WHAT THE TASK ASKS -> Restate the records below word for word, and omit the images they hold.

DATA LINES ->
-.-.-

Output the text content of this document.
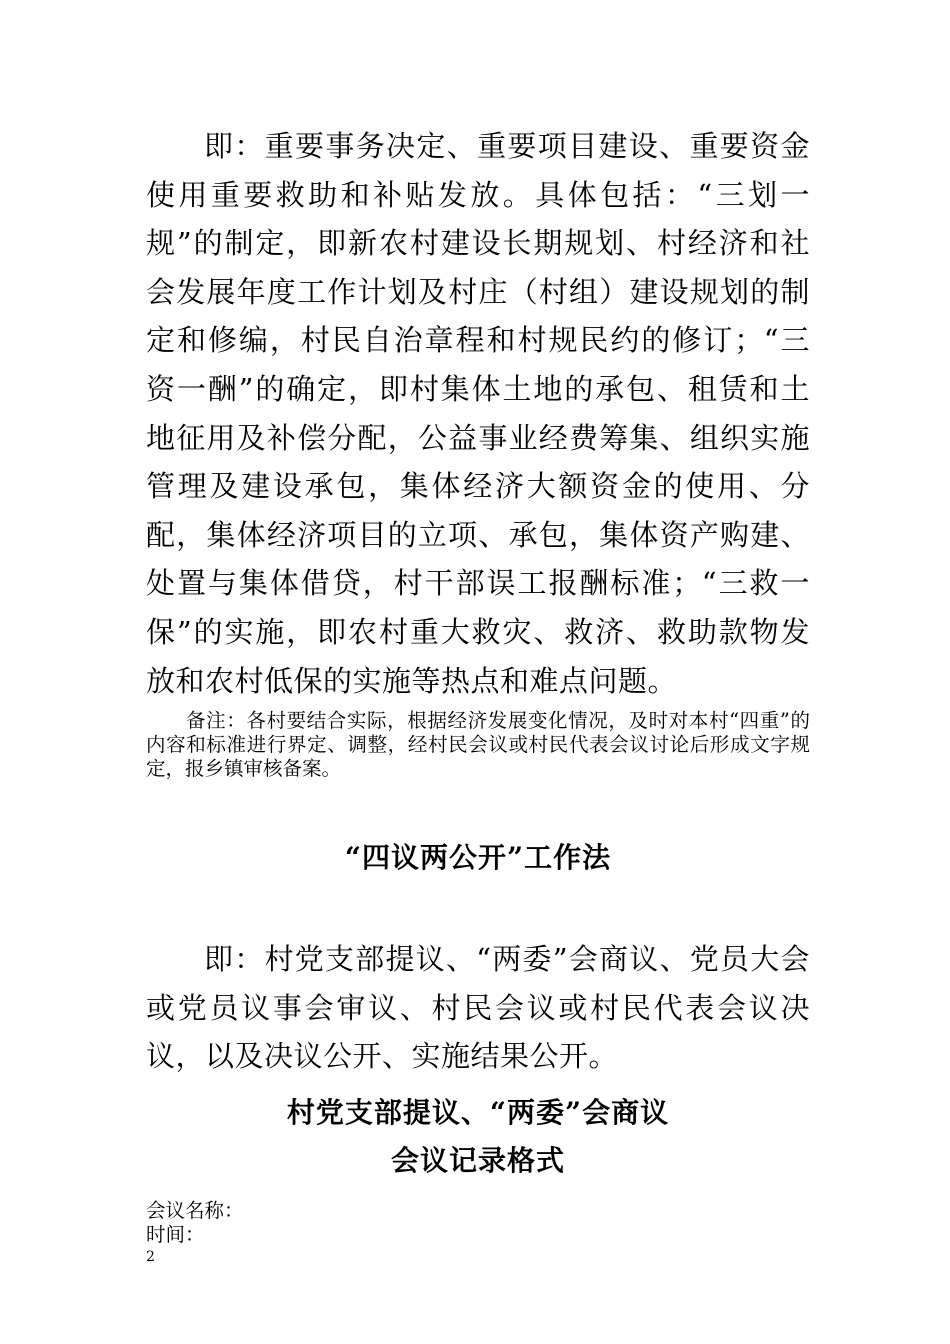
即：重要事务决定、重要项目建设、重要资金使用重要救助和补贴发放。具体包括：“三划一规”的制定，即新农村建设长期规划、村经济和社会发展年度工作计划及村庄（村组）建设规划的制定和修编，村民自治章程和村规民约的修订；“三资一酬”的确定，即村集体土地的承包、租赁和土地征用及补偿分配，公益事业经费筹集、组织实施管理及建设承包，集体经济大额资金的使用、分配，集体经济项目的立项、承包，集体资产购建、处置与集体借贷，村干部误工报酬标准；“三救一保”的实施，即农村重大救灾、救济、救助款物发放和农村低保的实施等热点和难点问题。

备注：各村要结合实际，根据经济发展变化情况，及时对本村“四重”的内容和标准进行界定、调整，经村民会议或村民代表会议讨论后形成文字规定，报乡镇审核备案。

“四议两公开”工作法

即：村党支部提议、“两委”会商议、党员大会或党员议事会审议、村民会议或村民代表会议决议，以及决议公开、实施结果公开。

村党支部提议、“两委”会商议
会议记录格式

会议名称：

时间：

2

-.-.-

FULL SOLUTION ->
Output the text content of this document.
即：重要事务决定、重要项目建设、重要资金使用重要救助和补贴发放。具体包括：“三划一规”的制定，即新农村建设长期规划、村经济和社会发展年度工作计划及村庄（村组）建设规划的制定和修编，村民自治章程和村规民约的修订；“三资一酬”的确定，即村集体土地的承包、租赁和土地征用及补偿分配，公益事业经费筹集、组织实施管理及建设承包，集体经济大额资金的使用、分配，集体经济项目的立项、承包，集体资产购建、处置与集体借贷，村干部误工报酬标准；“三救一保”的实施，即农村重大救灾、救济、救助款物发放和农村低保的实施等热点和难点问题。

备注：各村要结合实际，根据经济发展变化情况，及时对本村“四重”的内容和标准进行界定、调整，经村民会议或村民代表会议讨论后形成文字规定，报乡镇审核备案。

“四议两公开”工作法

即：村党支部提议、“两委”会商议、党员大会或党员议事会审议、村民会议或村民代表会议决议，以及决议公开、实施结果公开。

村党支部提议、“两委”会商议
会议记录格式

会议名称：

时间：

2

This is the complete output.